Answer these questions from the comment on reserved words:
1. Whose implementation does the comment compare the approach of preventing all reserved words to?
2. Which escape characters does the comment give for MSSQL?
3. Which projects does the comment list as using escape characters?

Supplied text:

____________________

There is many possible solution, e.g. prevent use of ANY reserved words based on requirement of ALL supported database engines (as like as Moodle's implementation); BTW, as this solution will left issue as ALWAYS OPEN, I am not going to discuss within this review.

Another possibility is the use of escape characters, e.g. `` for MySQL, "" for PostgreSQL/Oracle/DB2 and [] for MSSQL. This approach is widely used for many successful projects, e.g. phpmyadmin, phppgadmin, Oracle/DB2/MSSQL EM. The primary consideration is: How to implement this syntax for Drupal, which is simple and elegant for both end user and DB abstraction designer?

____________________

Dataset extract:
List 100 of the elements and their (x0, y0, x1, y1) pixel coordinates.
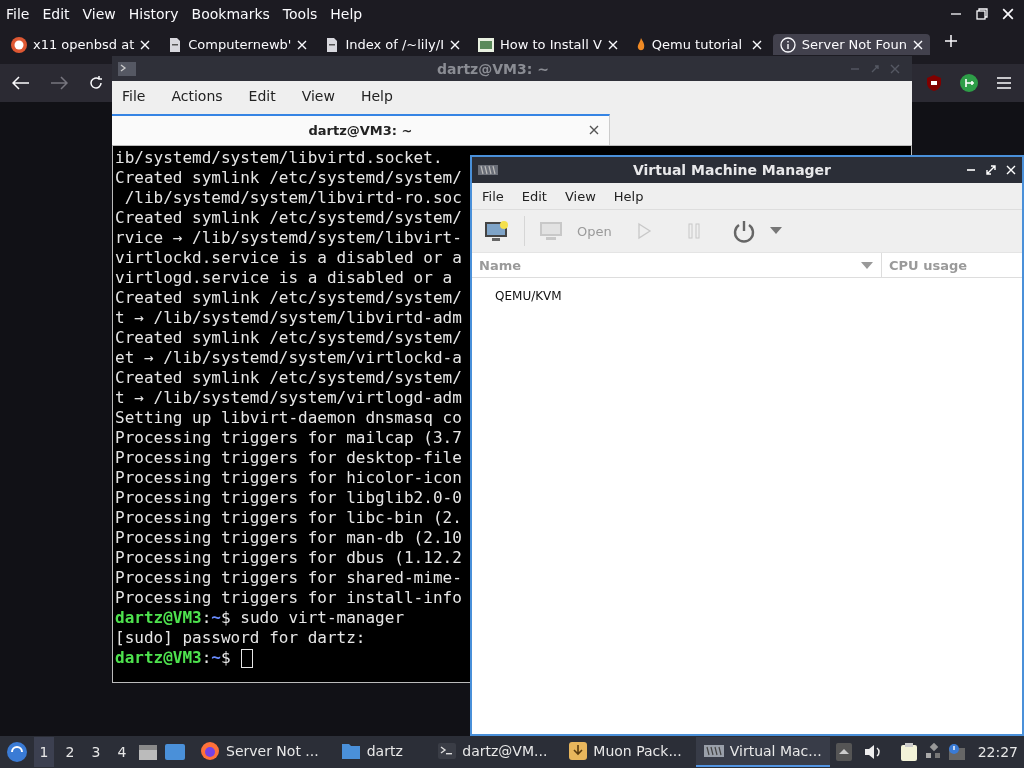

____________________

Reply to the task:
1. Moodle's implementation.
2. [].
3. phpmyadmin, phppgadmin, and Oracle/DB2/MSSQL EM.